— start —

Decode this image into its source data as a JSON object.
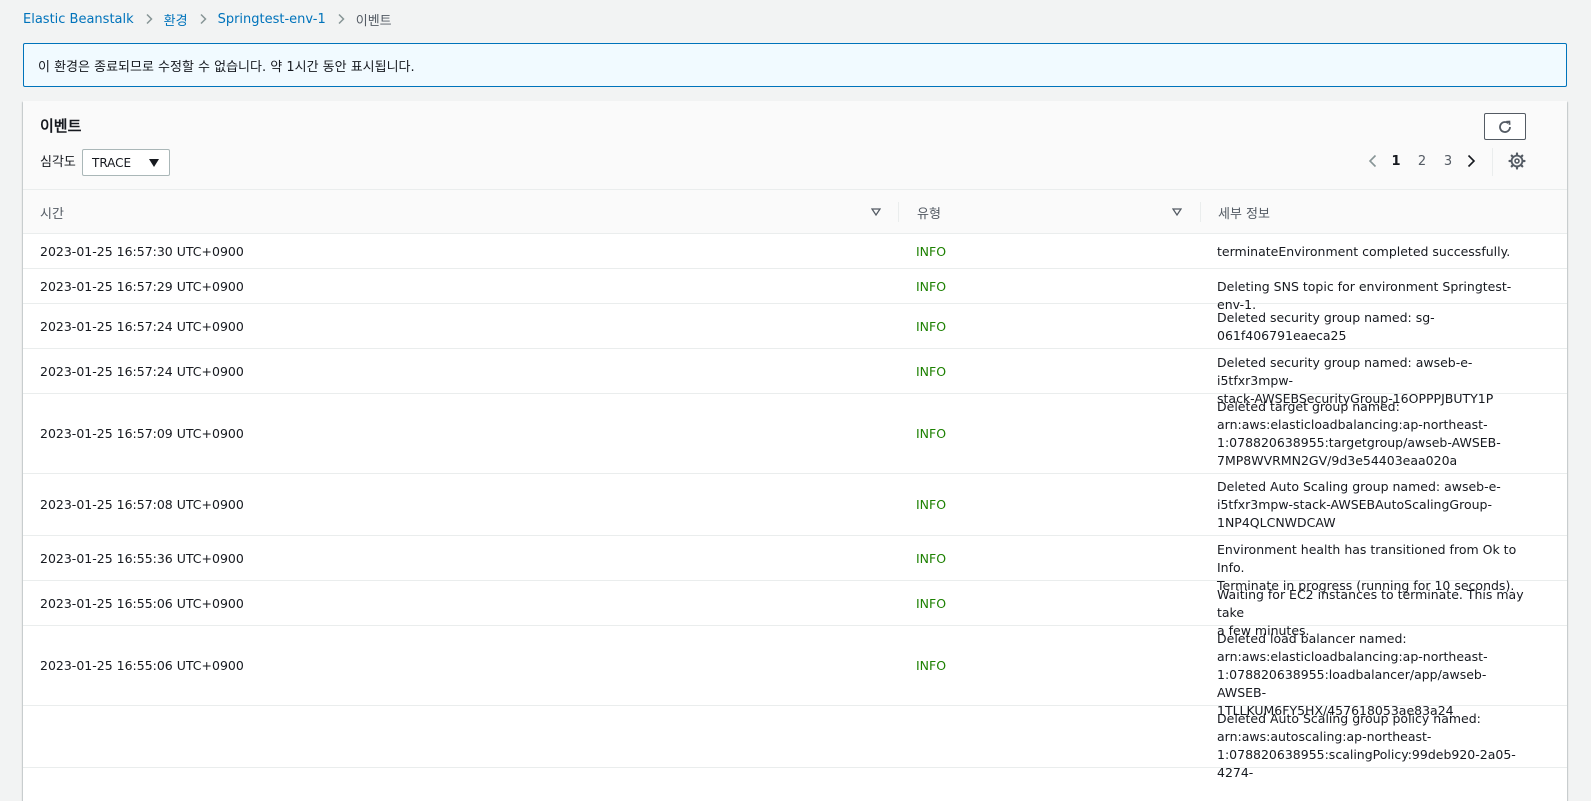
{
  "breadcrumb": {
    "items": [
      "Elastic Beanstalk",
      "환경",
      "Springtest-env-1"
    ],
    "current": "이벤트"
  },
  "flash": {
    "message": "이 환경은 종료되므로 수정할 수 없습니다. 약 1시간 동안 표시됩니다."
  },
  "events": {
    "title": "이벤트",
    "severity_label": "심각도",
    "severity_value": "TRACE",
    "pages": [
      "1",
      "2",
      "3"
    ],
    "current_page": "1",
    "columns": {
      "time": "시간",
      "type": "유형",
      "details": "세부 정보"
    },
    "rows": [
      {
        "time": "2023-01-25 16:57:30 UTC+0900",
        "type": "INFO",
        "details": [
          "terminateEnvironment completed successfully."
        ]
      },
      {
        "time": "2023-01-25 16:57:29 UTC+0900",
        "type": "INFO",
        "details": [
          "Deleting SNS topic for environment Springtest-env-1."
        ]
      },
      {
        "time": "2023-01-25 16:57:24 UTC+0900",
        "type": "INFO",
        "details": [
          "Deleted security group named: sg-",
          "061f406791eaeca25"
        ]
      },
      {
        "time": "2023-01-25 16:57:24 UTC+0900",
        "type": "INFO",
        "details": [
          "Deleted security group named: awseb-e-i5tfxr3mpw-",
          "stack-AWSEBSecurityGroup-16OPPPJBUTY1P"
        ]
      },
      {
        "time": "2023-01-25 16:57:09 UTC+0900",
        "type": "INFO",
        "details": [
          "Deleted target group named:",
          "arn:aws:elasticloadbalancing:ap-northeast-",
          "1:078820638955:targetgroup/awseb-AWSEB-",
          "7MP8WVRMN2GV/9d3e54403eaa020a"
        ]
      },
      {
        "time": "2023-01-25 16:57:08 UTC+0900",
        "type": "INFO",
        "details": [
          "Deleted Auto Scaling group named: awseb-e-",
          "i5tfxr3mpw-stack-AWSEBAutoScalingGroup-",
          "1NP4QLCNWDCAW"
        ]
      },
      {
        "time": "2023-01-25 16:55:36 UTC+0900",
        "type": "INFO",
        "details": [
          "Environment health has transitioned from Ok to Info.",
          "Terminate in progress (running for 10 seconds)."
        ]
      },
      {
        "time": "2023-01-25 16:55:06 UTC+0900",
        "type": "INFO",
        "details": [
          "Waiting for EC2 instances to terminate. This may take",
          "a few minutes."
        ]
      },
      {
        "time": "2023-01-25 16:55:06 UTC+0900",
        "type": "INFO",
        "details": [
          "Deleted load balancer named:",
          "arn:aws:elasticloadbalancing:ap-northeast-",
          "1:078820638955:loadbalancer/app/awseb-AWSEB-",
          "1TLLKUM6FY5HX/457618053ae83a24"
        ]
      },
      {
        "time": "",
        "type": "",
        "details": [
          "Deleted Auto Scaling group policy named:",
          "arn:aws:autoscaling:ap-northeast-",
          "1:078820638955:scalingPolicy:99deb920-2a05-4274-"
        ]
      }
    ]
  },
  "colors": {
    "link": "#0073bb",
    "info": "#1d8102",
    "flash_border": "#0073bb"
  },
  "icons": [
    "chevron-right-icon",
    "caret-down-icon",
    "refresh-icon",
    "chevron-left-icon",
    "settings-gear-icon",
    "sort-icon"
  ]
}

— end —
— start —

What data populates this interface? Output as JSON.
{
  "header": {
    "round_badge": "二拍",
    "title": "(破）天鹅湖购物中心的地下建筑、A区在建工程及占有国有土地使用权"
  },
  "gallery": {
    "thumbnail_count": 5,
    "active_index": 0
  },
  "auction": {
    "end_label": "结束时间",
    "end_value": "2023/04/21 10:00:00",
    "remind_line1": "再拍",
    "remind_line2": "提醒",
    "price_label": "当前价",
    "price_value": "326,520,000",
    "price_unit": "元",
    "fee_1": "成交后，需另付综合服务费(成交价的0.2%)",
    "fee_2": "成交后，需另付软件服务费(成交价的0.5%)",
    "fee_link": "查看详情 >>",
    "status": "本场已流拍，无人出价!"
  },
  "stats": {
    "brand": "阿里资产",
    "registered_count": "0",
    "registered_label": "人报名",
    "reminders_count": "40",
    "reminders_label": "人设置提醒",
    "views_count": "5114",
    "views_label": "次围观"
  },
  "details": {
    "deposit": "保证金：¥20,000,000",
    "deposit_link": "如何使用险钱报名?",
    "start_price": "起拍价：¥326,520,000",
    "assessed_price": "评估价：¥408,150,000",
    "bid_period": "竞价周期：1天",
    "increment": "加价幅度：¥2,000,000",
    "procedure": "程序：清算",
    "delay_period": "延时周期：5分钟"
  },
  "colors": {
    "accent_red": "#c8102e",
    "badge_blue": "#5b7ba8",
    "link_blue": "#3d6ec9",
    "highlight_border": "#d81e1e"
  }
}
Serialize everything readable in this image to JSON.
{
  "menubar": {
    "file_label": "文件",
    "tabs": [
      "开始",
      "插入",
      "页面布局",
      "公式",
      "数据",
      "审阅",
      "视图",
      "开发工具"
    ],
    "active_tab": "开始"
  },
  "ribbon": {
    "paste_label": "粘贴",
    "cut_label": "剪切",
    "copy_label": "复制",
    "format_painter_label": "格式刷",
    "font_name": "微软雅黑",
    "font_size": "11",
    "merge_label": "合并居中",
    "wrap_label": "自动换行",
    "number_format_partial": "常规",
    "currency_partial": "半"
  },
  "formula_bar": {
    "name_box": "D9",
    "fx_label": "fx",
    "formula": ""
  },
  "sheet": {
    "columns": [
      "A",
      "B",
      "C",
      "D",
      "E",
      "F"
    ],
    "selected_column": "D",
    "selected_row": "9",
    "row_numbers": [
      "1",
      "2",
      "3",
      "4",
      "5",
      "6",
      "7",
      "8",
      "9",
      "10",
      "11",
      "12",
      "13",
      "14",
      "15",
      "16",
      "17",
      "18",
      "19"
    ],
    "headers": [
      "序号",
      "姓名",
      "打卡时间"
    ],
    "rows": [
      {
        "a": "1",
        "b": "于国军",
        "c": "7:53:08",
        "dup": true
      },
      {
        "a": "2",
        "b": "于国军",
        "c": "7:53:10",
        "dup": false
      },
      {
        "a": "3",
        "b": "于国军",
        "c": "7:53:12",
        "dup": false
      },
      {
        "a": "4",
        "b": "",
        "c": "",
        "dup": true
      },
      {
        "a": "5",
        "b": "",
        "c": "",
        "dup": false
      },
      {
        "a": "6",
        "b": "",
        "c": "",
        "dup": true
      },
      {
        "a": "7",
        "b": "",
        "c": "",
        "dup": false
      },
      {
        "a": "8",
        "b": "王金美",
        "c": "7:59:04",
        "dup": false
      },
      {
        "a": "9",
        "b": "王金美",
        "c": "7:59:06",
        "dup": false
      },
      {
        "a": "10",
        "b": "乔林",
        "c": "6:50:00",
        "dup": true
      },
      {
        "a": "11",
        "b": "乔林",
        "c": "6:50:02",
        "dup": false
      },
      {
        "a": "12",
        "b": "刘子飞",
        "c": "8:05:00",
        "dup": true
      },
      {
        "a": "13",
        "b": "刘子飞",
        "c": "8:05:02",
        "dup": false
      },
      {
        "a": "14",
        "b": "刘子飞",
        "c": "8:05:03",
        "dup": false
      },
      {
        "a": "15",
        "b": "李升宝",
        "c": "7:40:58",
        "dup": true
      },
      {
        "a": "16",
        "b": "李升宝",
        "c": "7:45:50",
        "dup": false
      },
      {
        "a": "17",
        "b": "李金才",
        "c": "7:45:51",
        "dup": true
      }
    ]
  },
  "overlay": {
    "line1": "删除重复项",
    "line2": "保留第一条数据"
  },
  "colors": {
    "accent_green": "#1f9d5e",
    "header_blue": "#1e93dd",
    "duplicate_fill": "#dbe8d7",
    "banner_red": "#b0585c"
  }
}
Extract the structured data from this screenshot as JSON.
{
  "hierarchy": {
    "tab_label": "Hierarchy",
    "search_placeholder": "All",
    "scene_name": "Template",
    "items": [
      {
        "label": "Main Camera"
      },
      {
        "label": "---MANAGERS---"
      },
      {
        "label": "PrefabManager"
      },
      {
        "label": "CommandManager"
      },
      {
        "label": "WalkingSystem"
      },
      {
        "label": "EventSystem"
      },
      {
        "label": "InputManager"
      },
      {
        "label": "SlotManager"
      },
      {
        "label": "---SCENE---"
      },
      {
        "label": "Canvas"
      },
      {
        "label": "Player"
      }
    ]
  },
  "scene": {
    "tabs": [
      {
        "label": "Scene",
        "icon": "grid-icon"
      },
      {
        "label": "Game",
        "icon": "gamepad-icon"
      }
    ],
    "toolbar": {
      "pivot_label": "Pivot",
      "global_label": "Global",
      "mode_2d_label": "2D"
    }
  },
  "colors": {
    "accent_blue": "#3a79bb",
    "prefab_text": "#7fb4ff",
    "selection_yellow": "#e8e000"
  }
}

— end —
— start —

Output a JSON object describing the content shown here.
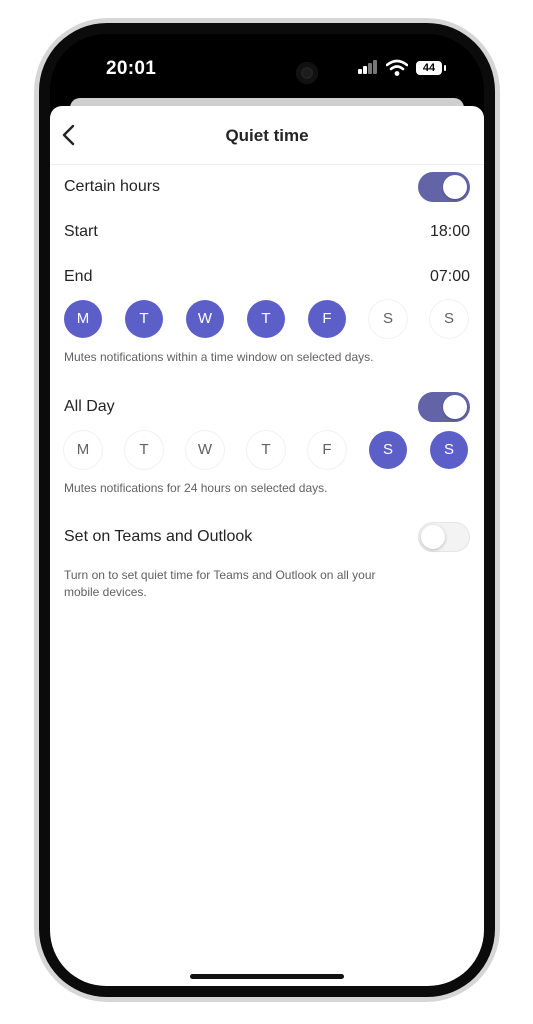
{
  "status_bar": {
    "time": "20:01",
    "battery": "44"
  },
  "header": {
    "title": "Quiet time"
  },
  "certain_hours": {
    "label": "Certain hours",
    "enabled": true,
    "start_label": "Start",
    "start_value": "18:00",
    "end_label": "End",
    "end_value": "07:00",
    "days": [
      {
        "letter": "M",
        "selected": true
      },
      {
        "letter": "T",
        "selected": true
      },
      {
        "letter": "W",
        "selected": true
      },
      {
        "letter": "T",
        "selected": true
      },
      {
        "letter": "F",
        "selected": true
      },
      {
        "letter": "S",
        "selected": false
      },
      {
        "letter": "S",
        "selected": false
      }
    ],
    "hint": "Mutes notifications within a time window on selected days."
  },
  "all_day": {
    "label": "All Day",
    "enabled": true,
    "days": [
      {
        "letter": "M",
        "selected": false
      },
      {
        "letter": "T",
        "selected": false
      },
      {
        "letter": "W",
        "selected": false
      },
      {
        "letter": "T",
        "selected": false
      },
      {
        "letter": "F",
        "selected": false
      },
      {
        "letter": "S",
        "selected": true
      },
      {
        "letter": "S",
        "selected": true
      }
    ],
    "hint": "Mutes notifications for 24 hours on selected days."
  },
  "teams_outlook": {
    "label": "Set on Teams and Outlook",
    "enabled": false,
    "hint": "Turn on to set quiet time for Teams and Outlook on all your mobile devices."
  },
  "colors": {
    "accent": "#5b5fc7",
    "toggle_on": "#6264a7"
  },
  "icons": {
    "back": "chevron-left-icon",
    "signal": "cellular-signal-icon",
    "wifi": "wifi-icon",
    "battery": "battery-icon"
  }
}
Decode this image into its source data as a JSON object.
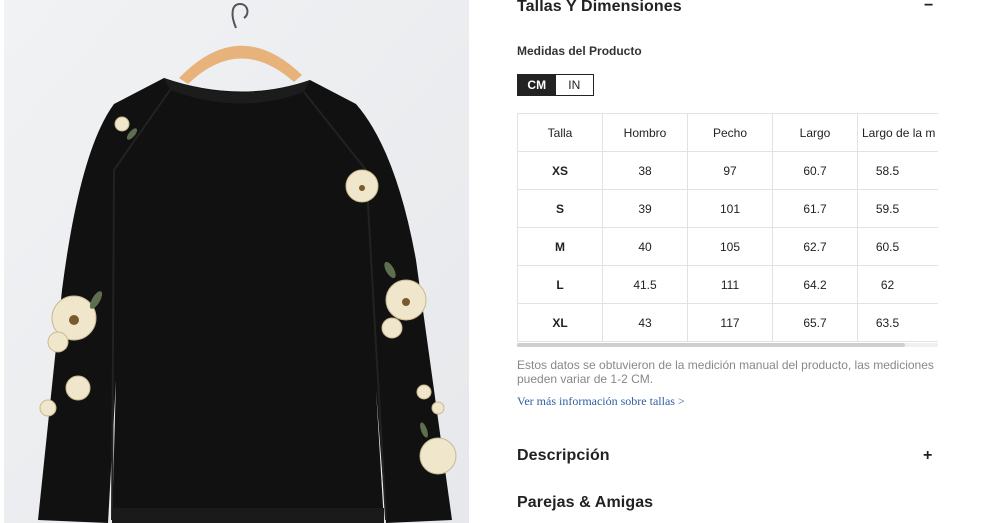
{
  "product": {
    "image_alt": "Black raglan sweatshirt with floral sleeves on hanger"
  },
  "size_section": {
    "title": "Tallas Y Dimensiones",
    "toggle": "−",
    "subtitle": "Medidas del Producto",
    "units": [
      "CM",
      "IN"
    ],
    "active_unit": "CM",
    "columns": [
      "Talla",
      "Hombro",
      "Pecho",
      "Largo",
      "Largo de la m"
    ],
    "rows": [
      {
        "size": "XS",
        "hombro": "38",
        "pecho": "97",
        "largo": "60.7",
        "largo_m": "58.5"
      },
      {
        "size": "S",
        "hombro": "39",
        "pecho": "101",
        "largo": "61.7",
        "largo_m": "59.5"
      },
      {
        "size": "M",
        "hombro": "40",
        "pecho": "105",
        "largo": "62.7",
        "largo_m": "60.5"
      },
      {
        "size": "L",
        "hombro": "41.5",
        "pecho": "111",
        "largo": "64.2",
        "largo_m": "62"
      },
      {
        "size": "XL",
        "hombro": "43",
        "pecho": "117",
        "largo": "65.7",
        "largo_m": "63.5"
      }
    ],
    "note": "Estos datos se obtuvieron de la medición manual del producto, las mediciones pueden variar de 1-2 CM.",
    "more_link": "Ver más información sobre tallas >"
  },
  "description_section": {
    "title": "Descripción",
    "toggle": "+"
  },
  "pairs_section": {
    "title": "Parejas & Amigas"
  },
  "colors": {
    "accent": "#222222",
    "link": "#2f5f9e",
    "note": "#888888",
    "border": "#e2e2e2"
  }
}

— end —

**Required work:** Find how many lines of the listing include the string "Deleted" and give that number, nothing else.

**Answer to the exercise:** 6